▽

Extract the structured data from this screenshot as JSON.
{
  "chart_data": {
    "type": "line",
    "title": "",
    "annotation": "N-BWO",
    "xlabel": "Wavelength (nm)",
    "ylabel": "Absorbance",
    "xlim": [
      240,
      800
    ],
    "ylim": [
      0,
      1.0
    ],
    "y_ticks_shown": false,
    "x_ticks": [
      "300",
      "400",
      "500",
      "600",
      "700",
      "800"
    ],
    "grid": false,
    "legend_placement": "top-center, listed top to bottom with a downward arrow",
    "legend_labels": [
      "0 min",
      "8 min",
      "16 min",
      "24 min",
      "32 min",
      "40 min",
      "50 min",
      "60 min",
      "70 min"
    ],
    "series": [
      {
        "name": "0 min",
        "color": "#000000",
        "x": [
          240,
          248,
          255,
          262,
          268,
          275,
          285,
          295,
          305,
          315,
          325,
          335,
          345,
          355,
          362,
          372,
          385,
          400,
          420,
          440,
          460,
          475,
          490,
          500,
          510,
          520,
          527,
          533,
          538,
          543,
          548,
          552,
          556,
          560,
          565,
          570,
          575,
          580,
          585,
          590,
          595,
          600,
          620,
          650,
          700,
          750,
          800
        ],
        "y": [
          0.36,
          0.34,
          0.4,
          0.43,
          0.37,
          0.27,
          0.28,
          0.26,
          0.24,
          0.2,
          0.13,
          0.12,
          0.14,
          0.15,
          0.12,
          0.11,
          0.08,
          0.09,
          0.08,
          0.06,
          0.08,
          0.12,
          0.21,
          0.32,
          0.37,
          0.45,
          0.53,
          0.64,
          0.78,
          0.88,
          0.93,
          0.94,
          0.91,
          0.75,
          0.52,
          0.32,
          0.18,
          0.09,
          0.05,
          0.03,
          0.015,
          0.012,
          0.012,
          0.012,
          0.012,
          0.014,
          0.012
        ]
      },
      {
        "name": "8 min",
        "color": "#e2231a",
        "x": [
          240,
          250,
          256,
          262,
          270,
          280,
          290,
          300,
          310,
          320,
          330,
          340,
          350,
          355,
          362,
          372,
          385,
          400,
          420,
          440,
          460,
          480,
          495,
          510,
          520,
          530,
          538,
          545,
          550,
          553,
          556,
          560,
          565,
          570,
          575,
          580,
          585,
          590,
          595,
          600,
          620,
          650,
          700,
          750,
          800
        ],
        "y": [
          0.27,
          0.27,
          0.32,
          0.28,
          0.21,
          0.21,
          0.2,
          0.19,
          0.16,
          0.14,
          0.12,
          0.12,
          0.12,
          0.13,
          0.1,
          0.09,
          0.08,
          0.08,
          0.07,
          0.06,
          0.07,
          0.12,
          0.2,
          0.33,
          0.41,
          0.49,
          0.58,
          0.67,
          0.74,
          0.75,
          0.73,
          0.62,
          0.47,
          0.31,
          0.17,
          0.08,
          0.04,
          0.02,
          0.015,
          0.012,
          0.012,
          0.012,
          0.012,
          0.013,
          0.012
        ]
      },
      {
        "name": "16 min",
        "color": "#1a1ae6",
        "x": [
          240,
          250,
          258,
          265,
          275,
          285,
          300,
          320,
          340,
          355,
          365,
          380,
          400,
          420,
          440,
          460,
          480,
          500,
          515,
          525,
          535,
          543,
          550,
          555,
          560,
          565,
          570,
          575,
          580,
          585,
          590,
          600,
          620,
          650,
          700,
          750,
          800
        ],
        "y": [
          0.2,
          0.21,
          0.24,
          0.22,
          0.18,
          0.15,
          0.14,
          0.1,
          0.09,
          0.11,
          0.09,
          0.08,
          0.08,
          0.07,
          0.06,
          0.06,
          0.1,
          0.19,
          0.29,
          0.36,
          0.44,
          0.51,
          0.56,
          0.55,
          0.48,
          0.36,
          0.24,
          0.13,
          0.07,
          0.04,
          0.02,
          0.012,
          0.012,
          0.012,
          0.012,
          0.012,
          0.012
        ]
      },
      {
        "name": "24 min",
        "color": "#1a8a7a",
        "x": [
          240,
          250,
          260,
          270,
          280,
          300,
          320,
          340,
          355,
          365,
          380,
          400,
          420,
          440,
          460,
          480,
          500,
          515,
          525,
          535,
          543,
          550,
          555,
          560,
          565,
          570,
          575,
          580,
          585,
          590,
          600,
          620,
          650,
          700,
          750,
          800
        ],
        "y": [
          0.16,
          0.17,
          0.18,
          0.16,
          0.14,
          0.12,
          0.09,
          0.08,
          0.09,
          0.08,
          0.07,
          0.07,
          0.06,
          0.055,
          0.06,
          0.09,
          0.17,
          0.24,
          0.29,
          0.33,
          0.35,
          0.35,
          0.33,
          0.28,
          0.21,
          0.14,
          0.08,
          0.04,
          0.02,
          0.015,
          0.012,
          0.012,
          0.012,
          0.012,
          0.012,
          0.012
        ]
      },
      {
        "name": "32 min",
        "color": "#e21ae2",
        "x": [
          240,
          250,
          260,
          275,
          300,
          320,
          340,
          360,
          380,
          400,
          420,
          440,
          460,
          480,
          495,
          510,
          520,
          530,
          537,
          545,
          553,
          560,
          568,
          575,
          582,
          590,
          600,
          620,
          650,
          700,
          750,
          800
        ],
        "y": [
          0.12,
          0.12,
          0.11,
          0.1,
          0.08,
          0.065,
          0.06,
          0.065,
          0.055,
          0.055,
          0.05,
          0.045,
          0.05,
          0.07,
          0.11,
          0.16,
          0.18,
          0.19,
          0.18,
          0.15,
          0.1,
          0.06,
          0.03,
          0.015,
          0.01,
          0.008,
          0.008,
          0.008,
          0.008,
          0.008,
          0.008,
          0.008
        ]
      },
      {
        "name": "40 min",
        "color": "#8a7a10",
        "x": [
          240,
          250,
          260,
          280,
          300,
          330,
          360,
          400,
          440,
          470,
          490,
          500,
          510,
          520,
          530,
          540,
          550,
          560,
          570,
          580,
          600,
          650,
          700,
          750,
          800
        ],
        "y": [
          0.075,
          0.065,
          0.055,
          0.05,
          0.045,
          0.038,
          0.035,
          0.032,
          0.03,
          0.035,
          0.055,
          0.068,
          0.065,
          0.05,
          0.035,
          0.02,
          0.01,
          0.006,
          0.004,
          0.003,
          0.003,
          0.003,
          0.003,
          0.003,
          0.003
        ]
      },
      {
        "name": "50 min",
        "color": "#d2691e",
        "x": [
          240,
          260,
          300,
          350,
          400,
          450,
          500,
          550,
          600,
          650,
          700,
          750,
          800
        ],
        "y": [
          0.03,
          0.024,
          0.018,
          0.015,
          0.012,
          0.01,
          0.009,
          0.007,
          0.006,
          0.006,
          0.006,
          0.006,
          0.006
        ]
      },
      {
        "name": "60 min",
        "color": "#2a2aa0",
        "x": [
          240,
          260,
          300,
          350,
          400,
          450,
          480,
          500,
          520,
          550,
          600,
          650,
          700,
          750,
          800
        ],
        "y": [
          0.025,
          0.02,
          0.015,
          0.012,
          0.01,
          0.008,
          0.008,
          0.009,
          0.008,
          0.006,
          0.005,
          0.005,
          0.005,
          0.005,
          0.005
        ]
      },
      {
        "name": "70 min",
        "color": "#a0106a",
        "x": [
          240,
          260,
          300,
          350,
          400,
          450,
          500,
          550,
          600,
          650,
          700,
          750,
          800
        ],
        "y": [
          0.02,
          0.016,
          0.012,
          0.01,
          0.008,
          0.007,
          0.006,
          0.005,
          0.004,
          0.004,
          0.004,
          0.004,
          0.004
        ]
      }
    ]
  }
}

△
▽

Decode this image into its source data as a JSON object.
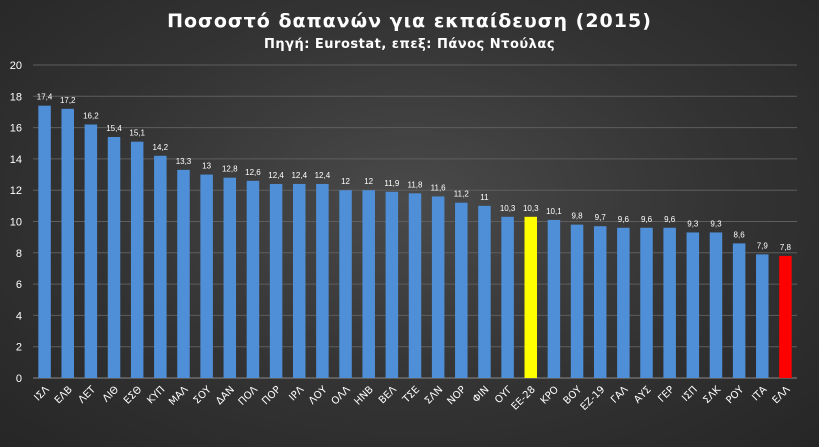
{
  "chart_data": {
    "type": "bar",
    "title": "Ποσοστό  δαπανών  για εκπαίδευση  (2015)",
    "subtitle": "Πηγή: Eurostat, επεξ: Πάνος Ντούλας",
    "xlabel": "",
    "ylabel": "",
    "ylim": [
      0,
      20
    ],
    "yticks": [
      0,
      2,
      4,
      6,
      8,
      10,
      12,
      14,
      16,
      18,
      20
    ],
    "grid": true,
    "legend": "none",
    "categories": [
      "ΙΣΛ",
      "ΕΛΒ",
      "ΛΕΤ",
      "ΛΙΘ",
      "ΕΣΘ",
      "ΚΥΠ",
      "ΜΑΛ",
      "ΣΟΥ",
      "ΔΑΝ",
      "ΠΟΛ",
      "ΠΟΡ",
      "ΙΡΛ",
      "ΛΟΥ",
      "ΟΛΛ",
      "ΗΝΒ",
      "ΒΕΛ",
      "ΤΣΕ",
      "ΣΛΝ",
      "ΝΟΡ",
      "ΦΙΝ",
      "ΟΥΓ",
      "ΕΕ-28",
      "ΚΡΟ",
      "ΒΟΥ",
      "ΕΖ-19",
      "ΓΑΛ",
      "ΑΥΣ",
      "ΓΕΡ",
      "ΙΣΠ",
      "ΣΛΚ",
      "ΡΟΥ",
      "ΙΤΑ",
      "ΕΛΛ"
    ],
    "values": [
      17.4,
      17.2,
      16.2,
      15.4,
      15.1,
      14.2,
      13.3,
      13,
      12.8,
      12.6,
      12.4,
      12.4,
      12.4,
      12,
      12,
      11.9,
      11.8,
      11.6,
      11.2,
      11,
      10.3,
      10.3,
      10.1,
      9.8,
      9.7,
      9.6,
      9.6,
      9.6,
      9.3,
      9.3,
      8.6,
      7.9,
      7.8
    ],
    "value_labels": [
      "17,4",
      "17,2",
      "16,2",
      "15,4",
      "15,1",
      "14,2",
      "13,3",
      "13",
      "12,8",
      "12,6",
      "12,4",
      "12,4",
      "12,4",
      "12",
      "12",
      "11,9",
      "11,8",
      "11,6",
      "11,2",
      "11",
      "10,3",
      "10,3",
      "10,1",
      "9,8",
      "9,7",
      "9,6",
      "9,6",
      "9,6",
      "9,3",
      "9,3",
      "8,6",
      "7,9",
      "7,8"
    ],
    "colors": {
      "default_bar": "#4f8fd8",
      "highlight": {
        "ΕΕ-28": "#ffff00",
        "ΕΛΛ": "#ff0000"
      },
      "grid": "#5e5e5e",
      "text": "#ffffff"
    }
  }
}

△

Return all lines containing the word "this".

— The answer —
Extract the structured data from this screenshot as JSON.
Decode this image into its source data as a JSON object.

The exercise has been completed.